Update everything from the first of the lines below down through the line containing "gills-text-1a: Gills when" by replacing "bruised" with "crushed". Leave all other text unchanged.

Dataset rows:

=-=-=

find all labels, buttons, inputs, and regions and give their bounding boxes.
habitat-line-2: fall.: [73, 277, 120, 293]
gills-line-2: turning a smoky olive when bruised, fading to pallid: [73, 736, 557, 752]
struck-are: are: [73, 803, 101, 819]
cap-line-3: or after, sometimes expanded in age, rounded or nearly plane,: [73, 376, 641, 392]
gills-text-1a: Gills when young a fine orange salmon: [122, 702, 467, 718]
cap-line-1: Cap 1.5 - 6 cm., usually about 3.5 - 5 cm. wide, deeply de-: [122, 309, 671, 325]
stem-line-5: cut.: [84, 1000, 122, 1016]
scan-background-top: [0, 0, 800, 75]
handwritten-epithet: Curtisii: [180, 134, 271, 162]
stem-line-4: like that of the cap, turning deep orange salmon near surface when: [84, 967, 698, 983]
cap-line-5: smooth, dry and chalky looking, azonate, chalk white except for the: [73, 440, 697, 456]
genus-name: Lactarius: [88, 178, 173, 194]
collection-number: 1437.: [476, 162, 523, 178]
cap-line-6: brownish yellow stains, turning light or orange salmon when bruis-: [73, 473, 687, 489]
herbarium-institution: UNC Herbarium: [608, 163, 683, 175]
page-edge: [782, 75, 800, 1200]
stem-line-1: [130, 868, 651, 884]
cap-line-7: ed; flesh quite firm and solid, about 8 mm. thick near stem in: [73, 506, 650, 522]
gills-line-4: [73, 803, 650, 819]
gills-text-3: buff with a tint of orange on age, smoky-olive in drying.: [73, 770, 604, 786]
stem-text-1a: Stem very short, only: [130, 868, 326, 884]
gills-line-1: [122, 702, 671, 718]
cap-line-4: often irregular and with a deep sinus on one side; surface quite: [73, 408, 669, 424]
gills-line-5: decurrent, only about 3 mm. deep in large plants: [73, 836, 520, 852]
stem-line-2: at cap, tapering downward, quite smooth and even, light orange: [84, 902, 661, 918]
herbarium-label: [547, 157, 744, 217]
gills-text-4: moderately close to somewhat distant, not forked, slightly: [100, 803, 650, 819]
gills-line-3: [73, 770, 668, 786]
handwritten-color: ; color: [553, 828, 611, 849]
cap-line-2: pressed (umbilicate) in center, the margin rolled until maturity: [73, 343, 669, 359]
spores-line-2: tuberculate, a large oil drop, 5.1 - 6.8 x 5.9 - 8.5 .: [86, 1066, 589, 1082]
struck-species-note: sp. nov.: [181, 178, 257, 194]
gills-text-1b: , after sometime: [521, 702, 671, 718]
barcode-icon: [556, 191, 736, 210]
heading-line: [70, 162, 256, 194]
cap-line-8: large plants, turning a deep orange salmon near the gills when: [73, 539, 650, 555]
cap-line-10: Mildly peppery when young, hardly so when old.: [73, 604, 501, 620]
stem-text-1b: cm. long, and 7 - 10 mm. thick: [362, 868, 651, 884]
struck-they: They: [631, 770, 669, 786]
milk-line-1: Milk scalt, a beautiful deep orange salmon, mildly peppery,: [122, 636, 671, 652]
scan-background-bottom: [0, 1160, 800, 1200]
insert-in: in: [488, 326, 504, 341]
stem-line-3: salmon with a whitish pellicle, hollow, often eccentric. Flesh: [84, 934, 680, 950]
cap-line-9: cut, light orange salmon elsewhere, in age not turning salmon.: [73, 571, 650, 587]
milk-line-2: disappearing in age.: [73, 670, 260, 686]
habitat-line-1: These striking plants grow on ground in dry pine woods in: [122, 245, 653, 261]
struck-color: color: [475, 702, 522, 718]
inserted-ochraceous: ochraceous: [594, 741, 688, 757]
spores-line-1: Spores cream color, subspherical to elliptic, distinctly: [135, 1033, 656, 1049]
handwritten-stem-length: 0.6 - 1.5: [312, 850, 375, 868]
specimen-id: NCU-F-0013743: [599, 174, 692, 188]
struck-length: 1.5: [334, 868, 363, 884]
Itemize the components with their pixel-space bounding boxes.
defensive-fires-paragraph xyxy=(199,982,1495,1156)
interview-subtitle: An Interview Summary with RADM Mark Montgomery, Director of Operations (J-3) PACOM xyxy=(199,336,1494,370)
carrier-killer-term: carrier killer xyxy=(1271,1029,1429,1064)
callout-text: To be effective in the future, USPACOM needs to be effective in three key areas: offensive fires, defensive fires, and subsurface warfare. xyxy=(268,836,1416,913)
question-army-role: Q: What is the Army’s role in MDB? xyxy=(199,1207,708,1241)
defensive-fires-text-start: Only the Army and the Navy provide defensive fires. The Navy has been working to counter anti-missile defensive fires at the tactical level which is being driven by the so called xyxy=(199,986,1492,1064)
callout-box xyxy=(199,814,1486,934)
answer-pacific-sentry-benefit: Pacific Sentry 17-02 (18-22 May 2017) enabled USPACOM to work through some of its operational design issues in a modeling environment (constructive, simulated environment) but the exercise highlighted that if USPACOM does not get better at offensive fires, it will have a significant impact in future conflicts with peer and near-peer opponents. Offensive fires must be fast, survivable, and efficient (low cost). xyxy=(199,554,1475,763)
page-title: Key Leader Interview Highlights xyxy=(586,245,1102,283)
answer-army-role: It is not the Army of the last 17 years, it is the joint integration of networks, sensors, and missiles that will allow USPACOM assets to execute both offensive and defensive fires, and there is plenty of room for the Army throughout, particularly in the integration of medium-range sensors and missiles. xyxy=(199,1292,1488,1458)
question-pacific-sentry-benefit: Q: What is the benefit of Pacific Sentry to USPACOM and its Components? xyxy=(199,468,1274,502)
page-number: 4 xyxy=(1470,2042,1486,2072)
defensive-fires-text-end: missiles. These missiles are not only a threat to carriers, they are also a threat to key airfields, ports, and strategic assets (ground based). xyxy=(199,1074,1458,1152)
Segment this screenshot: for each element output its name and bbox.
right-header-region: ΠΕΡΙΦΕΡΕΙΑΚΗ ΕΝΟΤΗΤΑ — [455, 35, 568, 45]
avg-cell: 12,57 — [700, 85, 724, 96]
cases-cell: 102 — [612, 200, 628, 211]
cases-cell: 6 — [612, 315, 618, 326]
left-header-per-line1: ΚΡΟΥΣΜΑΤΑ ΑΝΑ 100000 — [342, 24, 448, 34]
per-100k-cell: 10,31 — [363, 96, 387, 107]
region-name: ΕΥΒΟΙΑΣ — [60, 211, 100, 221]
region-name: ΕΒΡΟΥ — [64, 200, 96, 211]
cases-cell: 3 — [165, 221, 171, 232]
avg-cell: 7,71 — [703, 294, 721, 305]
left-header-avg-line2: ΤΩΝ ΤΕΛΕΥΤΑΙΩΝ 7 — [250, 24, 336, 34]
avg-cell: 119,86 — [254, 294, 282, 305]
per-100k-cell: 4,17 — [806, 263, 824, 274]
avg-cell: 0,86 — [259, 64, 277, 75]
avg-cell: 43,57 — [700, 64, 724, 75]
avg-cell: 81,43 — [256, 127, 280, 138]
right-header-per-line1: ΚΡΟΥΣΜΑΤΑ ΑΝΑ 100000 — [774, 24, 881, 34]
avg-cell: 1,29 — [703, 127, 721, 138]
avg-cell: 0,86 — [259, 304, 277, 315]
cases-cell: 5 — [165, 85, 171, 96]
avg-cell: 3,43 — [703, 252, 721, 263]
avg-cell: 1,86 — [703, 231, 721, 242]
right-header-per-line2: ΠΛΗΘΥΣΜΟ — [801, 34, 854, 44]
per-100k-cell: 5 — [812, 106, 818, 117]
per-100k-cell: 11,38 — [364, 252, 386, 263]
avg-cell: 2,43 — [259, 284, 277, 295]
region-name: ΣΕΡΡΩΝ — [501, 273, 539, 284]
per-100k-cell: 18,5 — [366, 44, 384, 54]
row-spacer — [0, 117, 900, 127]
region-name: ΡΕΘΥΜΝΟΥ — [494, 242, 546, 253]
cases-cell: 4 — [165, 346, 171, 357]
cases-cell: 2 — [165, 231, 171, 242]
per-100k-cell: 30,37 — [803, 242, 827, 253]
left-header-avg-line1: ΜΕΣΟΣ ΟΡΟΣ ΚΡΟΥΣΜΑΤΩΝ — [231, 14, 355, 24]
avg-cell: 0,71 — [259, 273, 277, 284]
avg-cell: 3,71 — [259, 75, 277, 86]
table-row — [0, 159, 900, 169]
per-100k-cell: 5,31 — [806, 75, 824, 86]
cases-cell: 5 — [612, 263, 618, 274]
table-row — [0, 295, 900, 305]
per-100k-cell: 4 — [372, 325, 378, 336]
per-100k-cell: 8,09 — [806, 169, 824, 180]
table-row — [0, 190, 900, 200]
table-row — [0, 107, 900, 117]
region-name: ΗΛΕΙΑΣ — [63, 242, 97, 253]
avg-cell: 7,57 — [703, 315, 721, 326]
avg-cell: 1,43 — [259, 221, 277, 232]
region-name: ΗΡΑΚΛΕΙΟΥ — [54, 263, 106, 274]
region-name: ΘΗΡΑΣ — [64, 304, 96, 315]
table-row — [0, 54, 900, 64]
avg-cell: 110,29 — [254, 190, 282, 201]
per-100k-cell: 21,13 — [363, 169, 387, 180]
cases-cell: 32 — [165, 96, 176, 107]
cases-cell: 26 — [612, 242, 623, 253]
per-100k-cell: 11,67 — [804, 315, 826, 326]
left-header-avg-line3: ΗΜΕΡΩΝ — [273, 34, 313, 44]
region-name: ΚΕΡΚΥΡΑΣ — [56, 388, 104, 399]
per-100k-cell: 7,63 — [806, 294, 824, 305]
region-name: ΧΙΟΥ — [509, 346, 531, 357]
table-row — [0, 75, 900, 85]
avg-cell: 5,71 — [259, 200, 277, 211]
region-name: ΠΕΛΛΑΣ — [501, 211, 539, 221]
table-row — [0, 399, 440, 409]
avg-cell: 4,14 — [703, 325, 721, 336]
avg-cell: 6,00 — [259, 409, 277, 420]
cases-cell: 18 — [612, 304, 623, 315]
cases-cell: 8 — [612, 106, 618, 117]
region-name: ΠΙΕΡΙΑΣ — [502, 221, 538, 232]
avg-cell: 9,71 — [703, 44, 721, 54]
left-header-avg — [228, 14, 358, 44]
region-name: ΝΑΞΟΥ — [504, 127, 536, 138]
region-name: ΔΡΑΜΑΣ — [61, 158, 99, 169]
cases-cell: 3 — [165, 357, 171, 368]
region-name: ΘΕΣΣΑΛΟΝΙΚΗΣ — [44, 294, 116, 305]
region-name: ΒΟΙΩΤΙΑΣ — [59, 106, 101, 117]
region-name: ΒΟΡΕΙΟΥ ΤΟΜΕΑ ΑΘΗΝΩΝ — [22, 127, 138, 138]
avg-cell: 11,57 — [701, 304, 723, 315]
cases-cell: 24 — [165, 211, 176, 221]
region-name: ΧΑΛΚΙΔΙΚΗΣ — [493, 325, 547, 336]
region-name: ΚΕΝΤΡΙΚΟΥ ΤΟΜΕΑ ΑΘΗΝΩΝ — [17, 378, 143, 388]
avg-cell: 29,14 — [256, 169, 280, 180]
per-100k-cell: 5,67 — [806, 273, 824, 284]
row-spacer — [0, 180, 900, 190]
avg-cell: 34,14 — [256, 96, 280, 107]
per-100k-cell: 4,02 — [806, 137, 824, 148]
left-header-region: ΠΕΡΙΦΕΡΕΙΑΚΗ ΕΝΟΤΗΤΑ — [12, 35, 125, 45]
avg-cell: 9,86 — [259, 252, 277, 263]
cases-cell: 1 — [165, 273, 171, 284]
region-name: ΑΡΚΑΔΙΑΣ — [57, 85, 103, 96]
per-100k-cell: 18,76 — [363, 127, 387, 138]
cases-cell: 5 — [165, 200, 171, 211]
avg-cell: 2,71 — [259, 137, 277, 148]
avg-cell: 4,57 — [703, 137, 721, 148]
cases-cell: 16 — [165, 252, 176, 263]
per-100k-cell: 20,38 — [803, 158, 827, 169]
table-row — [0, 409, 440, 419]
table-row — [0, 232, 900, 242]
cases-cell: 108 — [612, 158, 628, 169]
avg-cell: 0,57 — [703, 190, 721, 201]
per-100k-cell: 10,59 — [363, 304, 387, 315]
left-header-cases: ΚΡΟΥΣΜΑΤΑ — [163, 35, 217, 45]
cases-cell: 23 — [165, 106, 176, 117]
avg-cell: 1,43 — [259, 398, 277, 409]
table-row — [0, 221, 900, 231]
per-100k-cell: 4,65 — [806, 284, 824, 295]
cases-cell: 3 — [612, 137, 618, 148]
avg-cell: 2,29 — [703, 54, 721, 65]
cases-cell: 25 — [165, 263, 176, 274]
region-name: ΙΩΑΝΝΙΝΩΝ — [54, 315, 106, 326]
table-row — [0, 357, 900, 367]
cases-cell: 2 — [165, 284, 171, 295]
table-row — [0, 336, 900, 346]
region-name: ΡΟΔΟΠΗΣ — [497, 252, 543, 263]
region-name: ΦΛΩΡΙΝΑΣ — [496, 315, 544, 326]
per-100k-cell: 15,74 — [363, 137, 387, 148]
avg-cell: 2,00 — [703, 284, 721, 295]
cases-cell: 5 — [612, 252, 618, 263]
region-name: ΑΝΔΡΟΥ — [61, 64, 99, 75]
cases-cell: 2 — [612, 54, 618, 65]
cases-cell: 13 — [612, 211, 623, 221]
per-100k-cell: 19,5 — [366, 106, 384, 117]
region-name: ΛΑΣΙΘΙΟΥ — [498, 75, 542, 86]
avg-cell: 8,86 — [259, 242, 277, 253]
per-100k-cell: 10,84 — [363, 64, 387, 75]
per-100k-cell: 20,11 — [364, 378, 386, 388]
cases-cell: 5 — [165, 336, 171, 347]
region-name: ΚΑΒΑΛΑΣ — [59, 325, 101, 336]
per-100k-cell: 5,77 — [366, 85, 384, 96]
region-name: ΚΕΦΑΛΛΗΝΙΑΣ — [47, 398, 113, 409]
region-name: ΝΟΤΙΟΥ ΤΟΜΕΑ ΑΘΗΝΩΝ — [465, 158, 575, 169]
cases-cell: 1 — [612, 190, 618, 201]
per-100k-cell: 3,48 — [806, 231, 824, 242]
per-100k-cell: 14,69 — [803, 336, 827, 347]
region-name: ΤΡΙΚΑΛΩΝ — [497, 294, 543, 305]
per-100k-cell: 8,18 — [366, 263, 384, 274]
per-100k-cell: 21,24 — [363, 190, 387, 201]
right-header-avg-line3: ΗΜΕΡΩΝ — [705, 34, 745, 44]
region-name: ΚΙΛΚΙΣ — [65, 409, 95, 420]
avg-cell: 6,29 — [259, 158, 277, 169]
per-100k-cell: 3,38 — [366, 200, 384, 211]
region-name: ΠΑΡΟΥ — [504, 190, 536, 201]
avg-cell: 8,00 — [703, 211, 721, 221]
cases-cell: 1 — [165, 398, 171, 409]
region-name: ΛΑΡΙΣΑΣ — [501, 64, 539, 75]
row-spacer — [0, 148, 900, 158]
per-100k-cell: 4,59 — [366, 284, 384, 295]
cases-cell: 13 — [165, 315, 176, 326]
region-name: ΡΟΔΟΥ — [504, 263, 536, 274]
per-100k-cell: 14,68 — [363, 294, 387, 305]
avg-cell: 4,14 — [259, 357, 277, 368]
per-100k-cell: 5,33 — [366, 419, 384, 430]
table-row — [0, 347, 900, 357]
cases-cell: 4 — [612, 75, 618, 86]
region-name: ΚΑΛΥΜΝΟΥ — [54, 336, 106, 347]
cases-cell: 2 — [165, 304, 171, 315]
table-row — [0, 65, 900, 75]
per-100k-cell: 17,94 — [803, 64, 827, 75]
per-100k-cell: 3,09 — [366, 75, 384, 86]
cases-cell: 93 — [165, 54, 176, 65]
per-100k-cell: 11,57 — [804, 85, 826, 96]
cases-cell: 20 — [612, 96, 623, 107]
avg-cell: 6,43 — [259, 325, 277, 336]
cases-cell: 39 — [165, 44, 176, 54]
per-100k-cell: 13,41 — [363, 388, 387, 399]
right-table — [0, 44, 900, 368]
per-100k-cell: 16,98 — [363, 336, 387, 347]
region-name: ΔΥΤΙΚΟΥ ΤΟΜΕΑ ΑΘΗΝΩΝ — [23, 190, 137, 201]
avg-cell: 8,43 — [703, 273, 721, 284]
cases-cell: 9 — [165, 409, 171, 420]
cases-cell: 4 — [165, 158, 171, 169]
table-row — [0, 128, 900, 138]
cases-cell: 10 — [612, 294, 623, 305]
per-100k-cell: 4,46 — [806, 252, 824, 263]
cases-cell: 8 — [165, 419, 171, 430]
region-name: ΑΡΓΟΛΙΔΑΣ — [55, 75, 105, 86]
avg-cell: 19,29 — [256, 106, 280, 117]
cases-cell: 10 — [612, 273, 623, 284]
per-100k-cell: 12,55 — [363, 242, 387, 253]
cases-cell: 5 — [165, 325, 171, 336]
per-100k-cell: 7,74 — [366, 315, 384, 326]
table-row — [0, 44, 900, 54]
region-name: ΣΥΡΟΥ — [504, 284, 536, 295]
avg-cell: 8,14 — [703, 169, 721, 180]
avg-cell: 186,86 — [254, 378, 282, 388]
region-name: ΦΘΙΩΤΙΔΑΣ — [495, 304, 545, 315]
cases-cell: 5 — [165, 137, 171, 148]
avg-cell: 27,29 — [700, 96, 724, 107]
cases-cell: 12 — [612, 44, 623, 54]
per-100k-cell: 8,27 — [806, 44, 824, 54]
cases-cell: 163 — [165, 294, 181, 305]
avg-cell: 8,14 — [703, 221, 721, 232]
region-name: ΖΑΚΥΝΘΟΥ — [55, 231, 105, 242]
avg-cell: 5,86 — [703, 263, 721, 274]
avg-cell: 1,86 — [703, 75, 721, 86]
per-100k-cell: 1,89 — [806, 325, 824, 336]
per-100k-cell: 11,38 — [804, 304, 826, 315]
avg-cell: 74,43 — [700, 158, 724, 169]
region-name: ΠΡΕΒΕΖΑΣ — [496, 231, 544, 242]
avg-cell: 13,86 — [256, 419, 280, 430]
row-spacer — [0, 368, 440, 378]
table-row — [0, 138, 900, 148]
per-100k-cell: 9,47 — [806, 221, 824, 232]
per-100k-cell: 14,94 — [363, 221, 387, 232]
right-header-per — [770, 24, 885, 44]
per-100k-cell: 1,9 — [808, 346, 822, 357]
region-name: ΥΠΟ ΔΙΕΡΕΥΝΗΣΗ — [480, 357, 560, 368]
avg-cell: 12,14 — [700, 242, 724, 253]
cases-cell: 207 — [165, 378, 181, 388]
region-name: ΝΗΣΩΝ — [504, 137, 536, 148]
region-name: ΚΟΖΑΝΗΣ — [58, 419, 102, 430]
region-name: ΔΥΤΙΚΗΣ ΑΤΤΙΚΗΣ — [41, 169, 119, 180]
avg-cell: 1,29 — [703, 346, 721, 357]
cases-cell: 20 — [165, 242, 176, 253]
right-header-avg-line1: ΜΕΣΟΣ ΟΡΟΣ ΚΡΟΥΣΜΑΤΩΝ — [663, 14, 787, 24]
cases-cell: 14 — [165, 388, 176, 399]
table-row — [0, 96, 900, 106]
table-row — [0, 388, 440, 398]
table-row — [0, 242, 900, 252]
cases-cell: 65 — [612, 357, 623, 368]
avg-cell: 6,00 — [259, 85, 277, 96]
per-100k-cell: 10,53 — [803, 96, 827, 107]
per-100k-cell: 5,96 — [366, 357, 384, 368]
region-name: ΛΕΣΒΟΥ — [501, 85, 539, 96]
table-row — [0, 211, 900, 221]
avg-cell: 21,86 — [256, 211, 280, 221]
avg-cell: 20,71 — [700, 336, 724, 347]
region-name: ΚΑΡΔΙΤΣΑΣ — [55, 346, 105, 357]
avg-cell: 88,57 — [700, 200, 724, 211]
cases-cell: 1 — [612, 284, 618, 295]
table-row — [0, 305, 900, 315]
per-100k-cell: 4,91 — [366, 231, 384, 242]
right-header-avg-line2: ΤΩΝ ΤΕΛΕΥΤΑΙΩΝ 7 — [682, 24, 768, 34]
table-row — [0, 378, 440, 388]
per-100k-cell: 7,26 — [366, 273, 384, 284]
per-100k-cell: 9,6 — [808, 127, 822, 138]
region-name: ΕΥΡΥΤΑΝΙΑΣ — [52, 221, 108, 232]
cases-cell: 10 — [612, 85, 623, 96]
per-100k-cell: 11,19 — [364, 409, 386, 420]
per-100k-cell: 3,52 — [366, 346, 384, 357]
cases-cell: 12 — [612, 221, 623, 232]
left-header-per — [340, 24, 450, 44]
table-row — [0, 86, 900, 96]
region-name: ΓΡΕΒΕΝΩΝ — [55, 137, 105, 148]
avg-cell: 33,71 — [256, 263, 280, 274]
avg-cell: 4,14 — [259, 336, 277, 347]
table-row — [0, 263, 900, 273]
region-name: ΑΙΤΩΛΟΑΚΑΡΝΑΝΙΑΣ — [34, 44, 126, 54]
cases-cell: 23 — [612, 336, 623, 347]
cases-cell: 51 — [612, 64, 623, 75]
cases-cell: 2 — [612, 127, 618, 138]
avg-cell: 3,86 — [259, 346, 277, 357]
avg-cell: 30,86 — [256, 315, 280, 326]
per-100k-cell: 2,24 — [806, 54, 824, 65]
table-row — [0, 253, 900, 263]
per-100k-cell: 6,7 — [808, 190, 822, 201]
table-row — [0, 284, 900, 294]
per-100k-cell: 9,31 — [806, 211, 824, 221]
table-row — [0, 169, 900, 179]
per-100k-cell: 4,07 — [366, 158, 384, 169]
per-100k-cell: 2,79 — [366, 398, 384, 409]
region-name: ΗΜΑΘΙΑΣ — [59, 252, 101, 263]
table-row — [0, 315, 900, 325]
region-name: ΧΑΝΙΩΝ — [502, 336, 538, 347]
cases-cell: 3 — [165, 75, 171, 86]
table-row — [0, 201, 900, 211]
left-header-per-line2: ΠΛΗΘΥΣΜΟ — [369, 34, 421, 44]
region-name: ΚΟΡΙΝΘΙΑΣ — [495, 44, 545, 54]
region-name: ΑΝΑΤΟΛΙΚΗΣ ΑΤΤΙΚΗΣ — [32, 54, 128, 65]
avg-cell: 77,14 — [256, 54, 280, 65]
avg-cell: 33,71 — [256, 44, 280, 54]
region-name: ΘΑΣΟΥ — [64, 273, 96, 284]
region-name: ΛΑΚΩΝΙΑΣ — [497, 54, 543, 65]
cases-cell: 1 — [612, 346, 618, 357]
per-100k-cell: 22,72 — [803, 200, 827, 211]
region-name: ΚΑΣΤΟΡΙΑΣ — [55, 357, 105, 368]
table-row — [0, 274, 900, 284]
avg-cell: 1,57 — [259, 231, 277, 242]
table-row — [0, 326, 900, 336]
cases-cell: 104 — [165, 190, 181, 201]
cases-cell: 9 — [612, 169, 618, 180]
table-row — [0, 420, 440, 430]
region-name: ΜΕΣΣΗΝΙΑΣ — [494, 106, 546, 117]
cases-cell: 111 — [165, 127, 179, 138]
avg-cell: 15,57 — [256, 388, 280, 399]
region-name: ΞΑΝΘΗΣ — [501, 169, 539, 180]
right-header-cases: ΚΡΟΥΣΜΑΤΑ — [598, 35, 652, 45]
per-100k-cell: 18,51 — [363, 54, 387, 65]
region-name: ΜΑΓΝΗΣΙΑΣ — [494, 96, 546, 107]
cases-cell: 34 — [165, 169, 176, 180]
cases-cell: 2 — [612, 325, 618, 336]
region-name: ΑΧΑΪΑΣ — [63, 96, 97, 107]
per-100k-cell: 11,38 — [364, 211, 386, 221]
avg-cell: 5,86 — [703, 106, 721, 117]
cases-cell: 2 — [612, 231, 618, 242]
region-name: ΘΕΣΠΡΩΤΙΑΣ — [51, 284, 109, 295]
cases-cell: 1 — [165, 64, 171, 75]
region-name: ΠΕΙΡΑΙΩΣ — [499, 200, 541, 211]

=-=-=

Answer to the problem:
find all labels, buttons, inputs, and regions and give their bounding boxes.
habitat-line-2: fall.: [73, 277, 120, 293]
gills-line-2: turning a smoky olive when crushed, fading to pallid: [73, 736, 557, 752]
struck-are: are: [73, 803, 101, 819]
cap-line-3: or after, sometimes expanded in age, rounded or nearly plane,: [73, 376, 641, 392]
gills-text-1a: Gills when young a fine orange salmon: [122, 702, 467, 718]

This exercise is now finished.